▶ [WHAT IS EXPECTED]
Print the records below word for word, starting with the line that contains "resize-image-icon[interactable] [212, 47, 234, 69]" and continuing through the line that contains "restore-icon[interactable]: □ [886, 78, 897, 92]", with both of those lines included.

▶ [Element and coordinate records]

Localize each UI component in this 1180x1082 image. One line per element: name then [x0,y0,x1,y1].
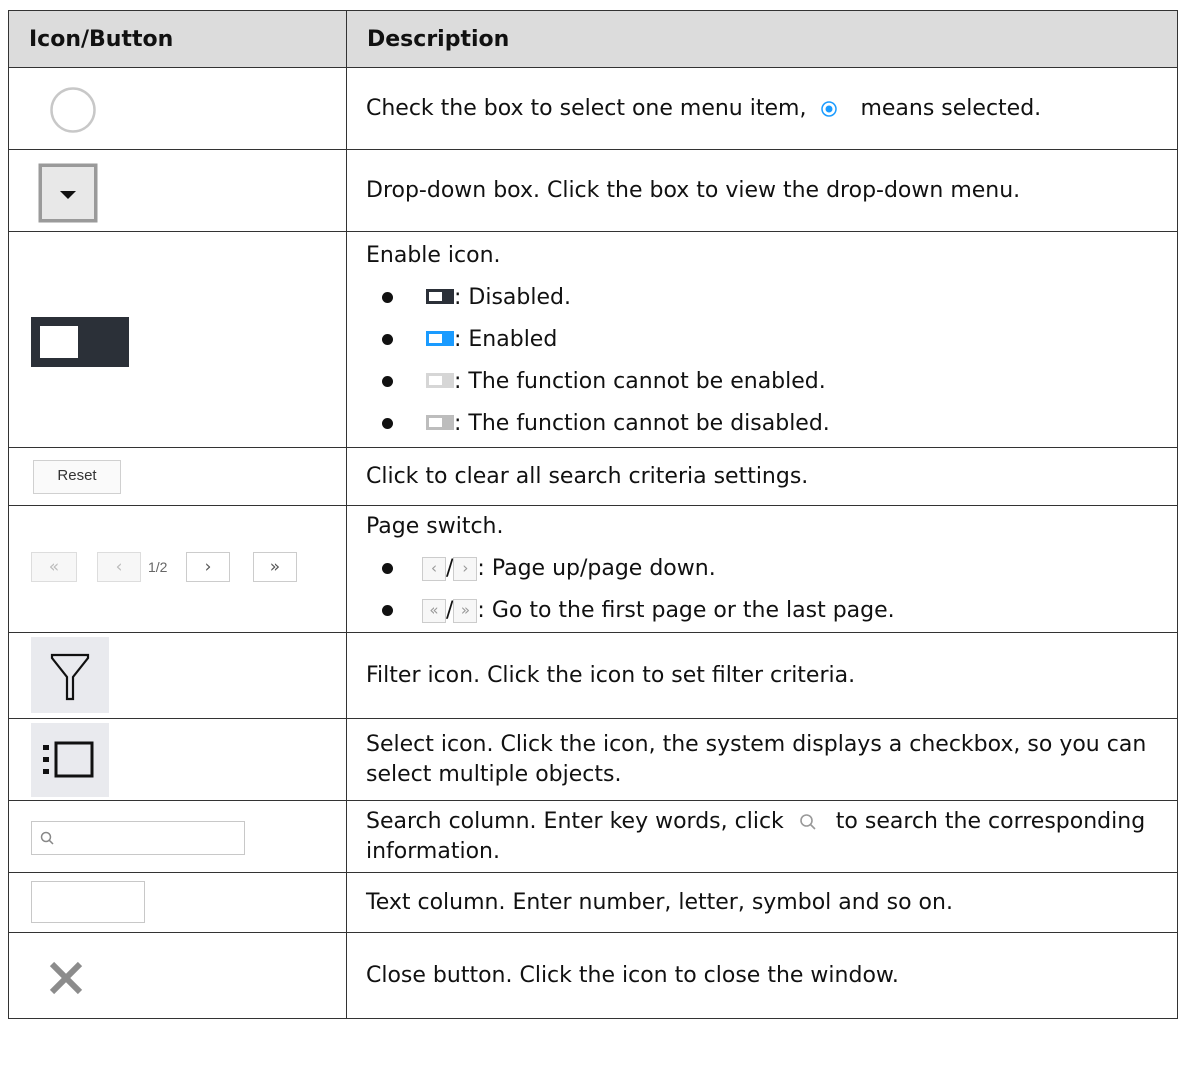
description-cell: Enable icon. : Disabled. : Enabled : The… [346,231,1178,448]
table-row: Text column. Enter number, letter, symbo… [8,872,1178,933]
icon-cell: Reset [8,447,347,506]
close-icon[interactable] [49,961,83,995]
toggle-switch-icon[interactable] [31,317,129,367]
table-row: Reset Click to clear all search criteria… [8,447,1178,506]
toggle-disabled-icon [426,288,454,304]
description-cell: Text column. Enter number, letter, symbo… [346,872,1178,933]
search-input[interactable] [31,821,245,855]
table-row: Enable icon. : Disabled. : Enabled : The… [8,231,1178,448]
first-page-icon: « [422,599,446,623]
toggle-cannot-enable-icon [426,372,454,388]
table-row: Drop-down box. Click the box to view the… [8,149,1178,232]
table-row: Search column. Enter key words, click to… [8,800,1178,873]
description-cell: Filter icon. Click the icon to set filte… [346,632,1178,719]
list-item: : Disabled. [366,277,1177,319]
header-description: Description [346,10,1178,68]
table-row: « ‹ 1/2 › » Page switch. ‹ / ›: Page up/pa… [8,505,1178,633]
table-row: Select icon. Click the icon, the system … [8,718,1178,801]
table-row: Check the box to select one menu item, m… [8,67,1178,150]
toggle-enabled-icon [426,330,454,346]
radio-selected-icon [821,100,838,117]
search-icon [799,813,816,830]
list-item: «/»: Go to the first page or the last pa… [366,590,1177,632]
first-page-button[interactable]: « [31,552,77,582]
last-page-icon: » [453,599,478,623]
list-item: : Enabled [366,319,1177,361]
description-cell: Check the box to select one menu item, m… [346,67,1178,150]
icon-cell [8,872,347,933]
table-row: Filter icon. Click the icon to set filte… [8,632,1178,719]
icon-cell [8,932,347,1019]
description-cell: Select icon. Click the icon, the system … [346,718,1178,801]
description-cell: Drop-down box. Click the box to view the… [346,149,1178,232]
description-cell: Click to clear all search criteria setti… [346,447,1178,506]
radio-button-icon[interactable] [49,86,97,134]
list-item: ‹ / ›: Page up/page down. [366,548,1177,590]
dropdown-arrow-icon[interactable] [37,162,99,224]
icon-cell [8,149,347,232]
icon-cell: « ‹ 1/2 › » [8,505,347,633]
icon-cell [8,718,347,801]
reset-button[interactable]: Reset [33,460,121,494]
table-row: Close button. Click the icon to close th… [8,932,1178,1019]
list-item: : The function cannot be enabled. [366,361,1177,403]
icon-button-table: Icon/Button Description Check the box to… [8,10,1178,1019]
list-item: : The function cannot be disabled. [366,403,1177,445]
header-icon-button: Icon/Button [8,10,347,68]
icon-cell [8,800,347,873]
icon-cell [8,67,347,150]
text-input[interactable] [31,881,145,923]
page-indicator: 1/2 [148,559,168,575]
description-cell: Search column. Enter key words, click to… [346,800,1178,873]
toggle-knob [40,326,78,358]
description-cell: Page switch. ‹ / ›: Page up/page down. «/»… [346,505,1178,633]
description-cell: Close button. Click the icon to close th… [346,932,1178,1019]
prev-page-icon: ‹ [422,557,446,581]
icon-cell [8,231,347,448]
next-page-icon: › [453,557,478,581]
last-page-button[interactable]: » [253,552,297,582]
filter-icon[interactable] [31,637,109,713]
icon-cell [8,632,347,719]
toggle-cannot-disable-icon [426,414,454,430]
next-page-button[interactable]: › [186,552,230,582]
search-icon [40,831,54,845]
prev-page-button[interactable]: ‹ [97,552,141,582]
select-icon[interactable] [31,723,109,797]
table-header-row: Icon/Button Description [8,10,1178,68]
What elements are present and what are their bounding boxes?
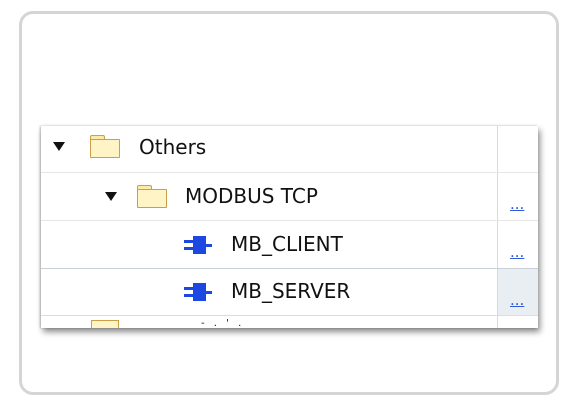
project-tree-panel: Others MODBUS TCP ... MB_CLIENT ... MB_S… <box>41 126 538 328</box>
tree-item-label: MODBUS TCP <box>185 184 318 208</box>
details-link[interactable]: ... <box>510 292 524 308</box>
tree-row-others[interactable]: Others <box>41 126 538 173</box>
tree-row-partial[interactable]: - . ' . <box>41 316 538 328</box>
function-block-icon <box>184 283 212 301</box>
function-block-icon <box>184 236 212 254</box>
tree-row-modbus-tcp[interactable]: MODBUS TCP ... <box>41 174 538 221</box>
tree-item-label: MB_SERVER <box>231 279 351 303</box>
tree-item-label: MB_CLIENT <box>231 232 343 256</box>
expand-arrow-icon[interactable] <box>105 192 117 201</box>
folder-icon <box>91 320 119 328</box>
expand-arrow-icon[interactable] <box>53 142 65 151</box>
tree-item-label: - . ' . <box>201 318 245 328</box>
details-link[interactable]: ... <box>510 196 524 212</box>
tree-item-label: Others <box>139 135 207 159</box>
tree-row-mb-server[interactable]: MB_SERVER ... <box>41 268 538 316</box>
details-link[interactable]: ... <box>510 244 524 260</box>
tree-row-mb-client[interactable]: MB_CLIENT ... <box>41 222 538 269</box>
folder-icon <box>90 135 120 158</box>
folder-icon <box>137 185 167 208</box>
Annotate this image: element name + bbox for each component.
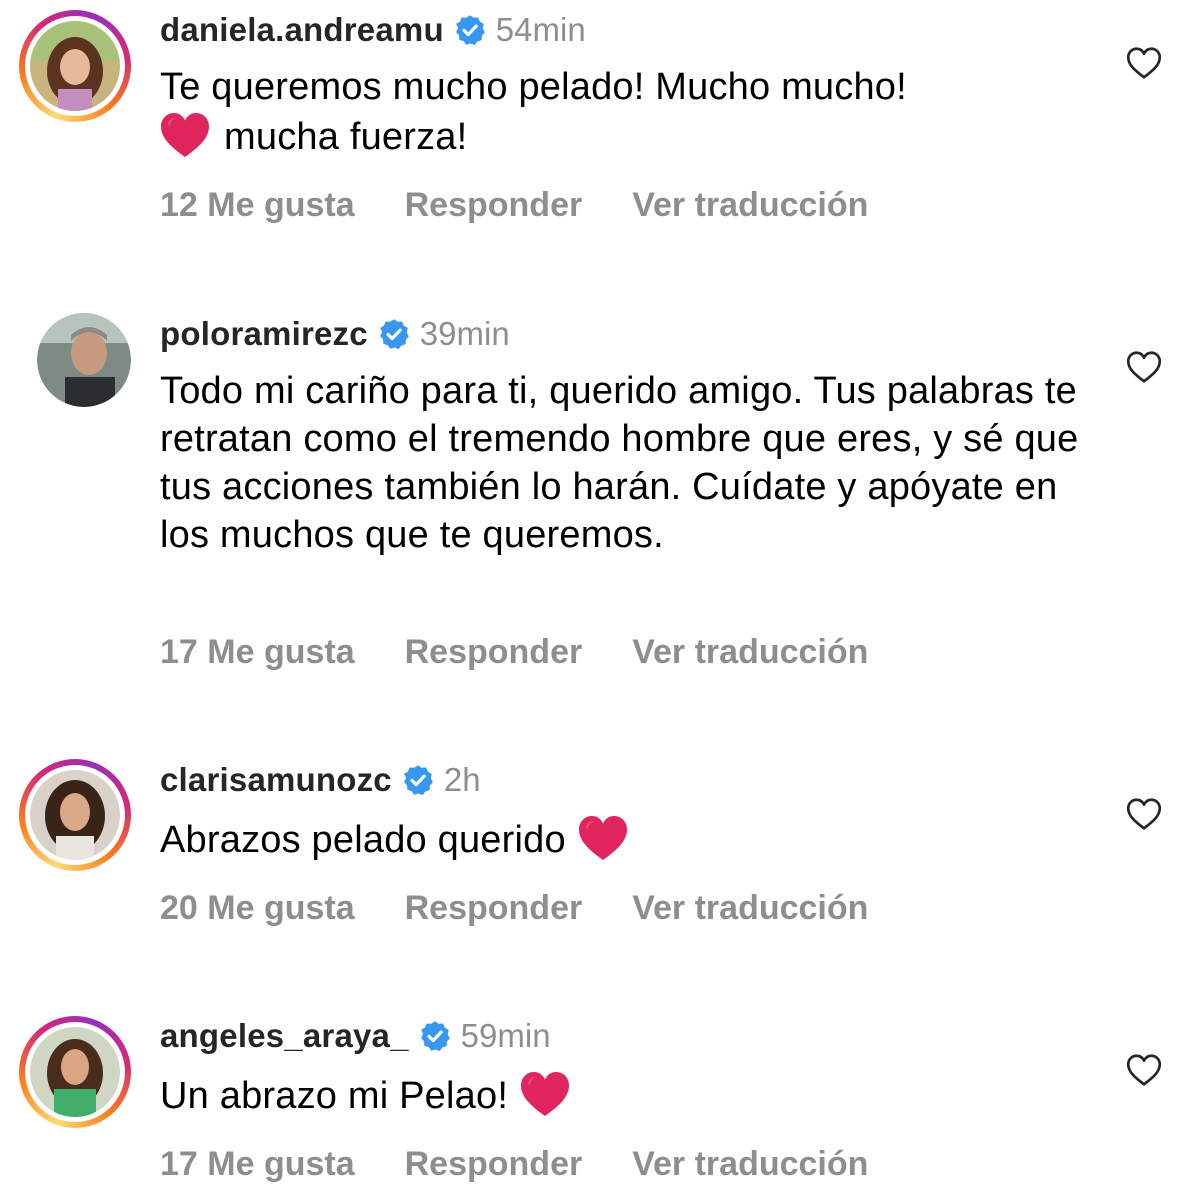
verified-badge-icon — [378, 318, 410, 350]
avatar — [30, 21, 120, 111]
story-ring-avatar[interactable] — [19, 759, 131, 871]
likes-count[interactable]: 17 Me gusta — [160, 633, 355, 672]
heart-outline-icon[interactable] — [1126, 1053, 1162, 1087]
avatar[interactable] — [37, 313, 131, 407]
avatar — [30, 770, 120, 860]
reply-button[interactable]: Responder — [405, 633, 583, 672]
reply-button[interactable]: Responder — [405, 1145, 583, 1184]
heart-outline-icon[interactable] — [1126, 797, 1162, 831]
comment-time: 39min — [419, 315, 510, 352]
comment-time: 54min — [495, 11, 586, 48]
comment-text: Abrazos pelado querido — [160, 814, 1090, 864]
red-heart-emoji-icon — [520, 1070, 570, 1118]
comment-text: Un abrazo mi Pelao! — [160, 1070, 1090, 1120]
red-heart-emoji-icon — [578, 814, 628, 862]
avatar — [30, 1027, 120, 1117]
verified-badge-icon — [419, 1020, 451, 1052]
reply-button[interactable]: Responder — [405, 186, 583, 225]
comment-text: Te queremos mucho pelado! Mucho mucho! m… — [160, 63, 1090, 161]
comment-time: 59min — [460, 1017, 551, 1054]
comment-text-line: Te queremos mucho pelado! Mucho mucho! — [160, 66, 907, 108]
comment-username[interactable]: poloramirezc — [160, 315, 368, 353]
heart-outline-icon[interactable] — [1126, 350, 1162, 384]
see-translation-button[interactable]: Ver traducción — [632, 633, 868, 672]
verified-badge-icon — [454, 14, 486, 46]
likes-count[interactable]: 17 Me gusta — [160, 1145, 355, 1184]
comment-username[interactable]: angeles_araya_ — [160, 1017, 409, 1055]
see-translation-button[interactable]: Ver traducción — [632, 889, 868, 928]
see-translation-button[interactable]: Ver traducción — [632, 1145, 868, 1184]
story-ring-avatar[interactable] — [19, 1016, 131, 1128]
reply-button[interactable]: Responder — [405, 889, 583, 928]
comment-username[interactable]: clarisamunozc — [160, 761, 392, 799]
comment-text: Todo mi cariño para ti, querido amigo. T… — [160, 370, 1079, 556]
red-heart-emoji-icon — [160, 111, 210, 159]
comment-text-line: Abrazos pelado querido — [160, 819, 566, 861]
avatar-image — [37, 313, 131, 407]
comment-text-line: mucha fuerza! — [224, 116, 468, 158]
likes-count[interactable]: 20 Me gusta — [160, 889, 355, 928]
likes-count[interactable]: 12 Me gusta — [160, 186, 355, 225]
comment-text-line: Un abrazo mi Pelao! — [160, 1075, 509, 1117]
see-translation-button[interactable]: Ver traducción — [632, 186, 868, 225]
story-ring-avatar[interactable] — [19, 10, 131, 122]
comment-username[interactable]: daniela.andreamu — [160, 11, 444, 49]
heart-outline-icon[interactable] — [1126, 46, 1162, 80]
verified-badge-icon — [402, 764, 434, 796]
comment-time: 2h — [443, 761, 481, 798]
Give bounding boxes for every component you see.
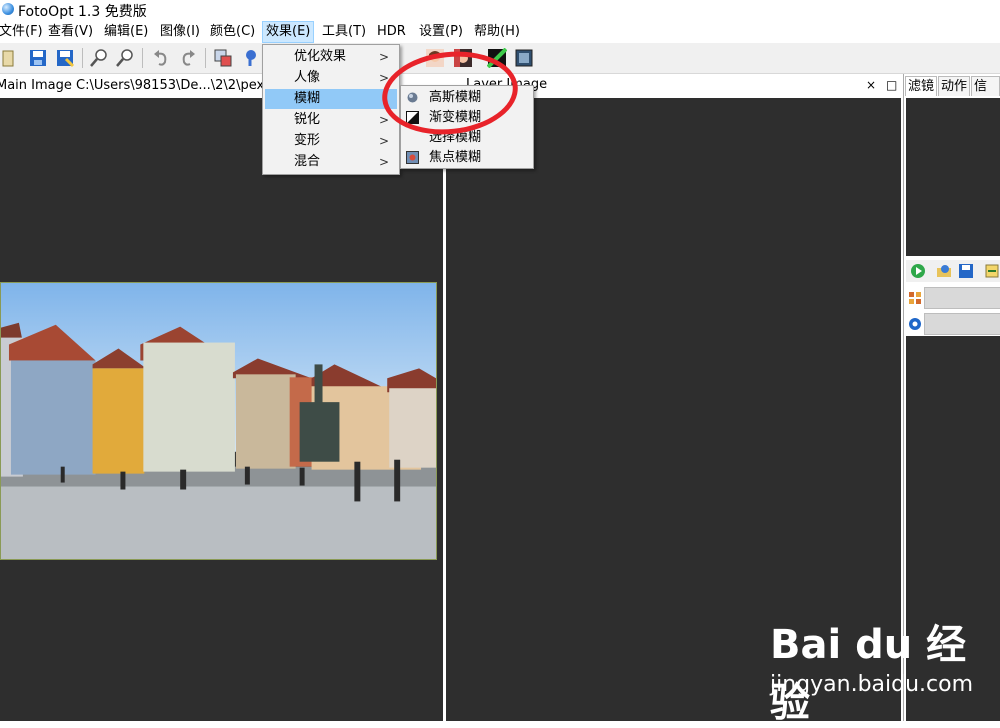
resize-image-icon[interactable] [212, 47, 234, 69]
menu-item-portrait[interactable]: 人像 > [265, 68, 397, 88]
save-as-icon[interactable] [54, 47, 76, 69]
menu-edit[interactable]: 编辑(E) [101, 21, 151, 43]
target-icon [909, 318, 921, 330]
menu-item-distort[interactable]: 变形 > [265, 131, 397, 151]
open-file-icon[interactable] [0, 47, 18, 69]
menu-bar: 文件(F) 查看(V) 编辑(E) 图像(I) 颜色(C) 效果(E) 工具(T… [0, 21, 1000, 43]
action-row[interactable] [906, 312, 1000, 336]
color-picker-icon[interactable] [240, 47, 262, 69]
zoom-in-icon[interactable] [88, 47, 110, 69]
menu-item-label: 焦点模糊 [429, 150, 482, 165]
focus-blur-icon [406, 151, 419, 164]
chevron-right-icon: > [378, 155, 389, 169]
menu-effects[interactable]: 效果(E) [262, 21, 315, 43]
menu-item-blur[interactable]: 模糊 [265, 89, 397, 109]
save-icon[interactable] [27, 47, 49, 69]
menu-file[interactable]: 文件(F) [0, 21, 46, 43]
menu-item-focus-blur[interactable]: 焦点模糊 [403, 148, 531, 168]
effects-menu: 优化效果 > 人像 > 模糊 锐化 > 变形 > 混合 > [262, 44, 400, 175]
play-icon[interactable] [910, 263, 926, 279]
action-toolbar [906, 260, 1000, 282]
chevron-right-icon: > [378, 50, 389, 64]
town-square-photo [1, 283, 436, 559]
watermark-brand: Bai du 经验 [770, 622, 967, 726]
watermark-url: jingyan.baidu.com [770, 672, 974, 697]
menu-item-label: 优化效果 [294, 49, 347, 64]
filter-preview-area [906, 98, 1000, 256]
action-slot[interactable] [924, 313, 1000, 335]
menu-item-label: 锐化 [294, 112, 321, 127]
photo-filter-icon[interactable] [513, 47, 535, 69]
menu-item-label: 模糊 [294, 91, 321, 106]
menu-item-label: 混合 [294, 154, 321, 169]
tab-info[interactable]: 信息 [971, 76, 1000, 114]
close-icon[interactable]: × [866, 78, 876, 92]
tab-filters[interactable]: 滤镜 [905, 76, 938, 96]
menu-item-label: 变形 [294, 133, 321, 148]
layers-icon [909, 292, 921, 304]
menu-item-blend[interactable]: 混合 > [265, 152, 397, 172]
app-logo-icon [2, 3, 14, 15]
title-bar: FotoOpt 1.3 免费版 [0, 0, 1000, 20]
menu-item-sharpen[interactable]: 锐化 > [265, 110, 397, 130]
save-action-icon[interactable] [958, 263, 974, 279]
tab-actions[interactable]: 动作 [938, 76, 971, 96]
menu-view[interactable]: 查看(V) [45, 21, 96, 43]
restore-icon[interactable]: □ [886, 78, 897, 92]
menu-tools[interactable]: 工具(T) [319, 21, 369, 43]
menu-help[interactable]: 帮助(H) [471, 21, 523, 43]
undo-icon[interactable] [150, 47, 172, 69]
redo-icon[interactable] [177, 47, 199, 69]
window-title: FotoOpt 1.3 免费版 [18, 4, 147, 20]
main-image-photo[interactable] [0, 282, 437, 560]
zoom-out-icon[interactable] [114, 47, 136, 69]
menu-image[interactable]: 图像(I) [157, 21, 203, 43]
menu-hdr[interactable]: HDR [374, 21, 409, 43]
toolbar-separator [142, 48, 143, 68]
menu-item-label: 人像 [294, 70, 321, 85]
menu-color[interactable]: 颜色(C) [207, 21, 258, 43]
toolbar-separator [205, 48, 206, 68]
action-slot[interactable] [924, 287, 1000, 309]
action-row[interactable] [906, 286, 1000, 310]
baidu-watermark: Bai du 经验 jingyan.baidu.com [770, 612, 990, 726]
toolbar-separator [82, 48, 83, 68]
menu-item-optimize[interactable]: 优化效果 > [265, 47, 397, 67]
menu-settings[interactable]: 设置(P) [416, 21, 466, 43]
main-image-path: Main Image C:\Users\98153\De...\2\2\pexe [0, 78, 272, 93]
export-action-icon[interactable] [984, 263, 1000, 279]
chevron-right-icon: > [378, 134, 389, 148]
open-action-icon[interactable] [936, 263, 952, 279]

▶ [SOLUTION]
resize-image-icon[interactable] [212, 47, 234, 69]
menu-item-portrait[interactable]: 人像 > [265, 68, 397, 88]
save-as-icon[interactable] [54, 47, 76, 69]
menu-edit[interactable]: 编辑(E) [101, 21, 151, 43]
target-icon [909, 318, 921, 330]
menu-item-distort[interactable]: 变形 > [265, 131, 397, 151]
open-file-icon[interactable] [0, 47, 18, 69]
menu-bar: 文件(F) 查看(V) 编辑(E) 图像(I) 颜色(C) 效果(E) 工具(T… [0, 21, 1000, 43]
action-row[interactable] [906, 312, 1000, 336]
color-picker-icon[interactable] [240, 47, 262, 69]
zoom-in-icon[interactable] [88, 47, 110, 69]
menu-item-label: 焦点模糊 [429, 150, 482, 165]
focus-blur-icon [406, 151, 419, 164]
chevron-right-icon: > [378, 155, 389, 169]
menu-effects[interactable]: 效果(E) [262, 21, 315, 43]
menu-item-blur[interactable]: 模糊 [265, 89, 397, 109]
save-icon[interactable] [27, 47, 49, 69]
menu-file[interactable]: 文件(F) [0, 21, 46, 43]
menu-item-focus-blur[interactable]: 焦点模糊 [403, 148, 531, 168]
effects-menu: 优化效果 > 人像 > 模糊 锐化 > 变形 > 混合 > [262, 44, 400, 175]
play-icon[interactable] [910, 263, 926, 279]
action-toolbar [906, 260, 1000, 282]
chevron-right-icon: > [378, 50, 389, 64]
town-square-photo [1, 283, 436, 559]
watermark-brand: Bai du 经验 [770, 622, 967, 726]
watermark-url: jingyan.baidu.com [770, 672, 974, 697]
menu-item-label: 优化效果 [294, 49, 347, 64]
filter-preview-area [906, 98, 1000, 256]
action-slot[interactable] [924, 313, 1000, 335]
menu-item-label: 锐化 [294, 112, 321, 127]
photo-filter-icon[interactable] [513, 47, 535, 69]
menu-item-label: 模糊 [294, 91, 321, 106]
menu-item-label: 混合 [294, 154, 321, 169]
tab-info[interactable]: 信息 [971, 76, 1000, 114]
close-icon[interactable]: × [866, 78, 876, 92]
tab-filters[interactable]: 滤镜 [905, 76, 938, 96]
menu-item-label: 变形 [294, 133, 321, 148]
layers-icon [909, 292, 921, 304]
menu-item-blend[interactable]: 混合 > [265, 152, 397, 172]
app-logo-icon [2, 3, 14, 15]
title-bar: FotoOpt 1.3 免费版 [0, 0, 1000, 20]
menu-item-sharpen[interactable]: 锐化 > [265, 110, 397, 130]
save-action-icon[interactable] [958, 263, 974, 279]
tab-actions[interactable]: 动作 [938, 76, 971, 96]
menu-view[interactable]: 查看(V) [45, 21, 96, 43]
restore-icon[interactable]: □ [886, 78, 897, 92]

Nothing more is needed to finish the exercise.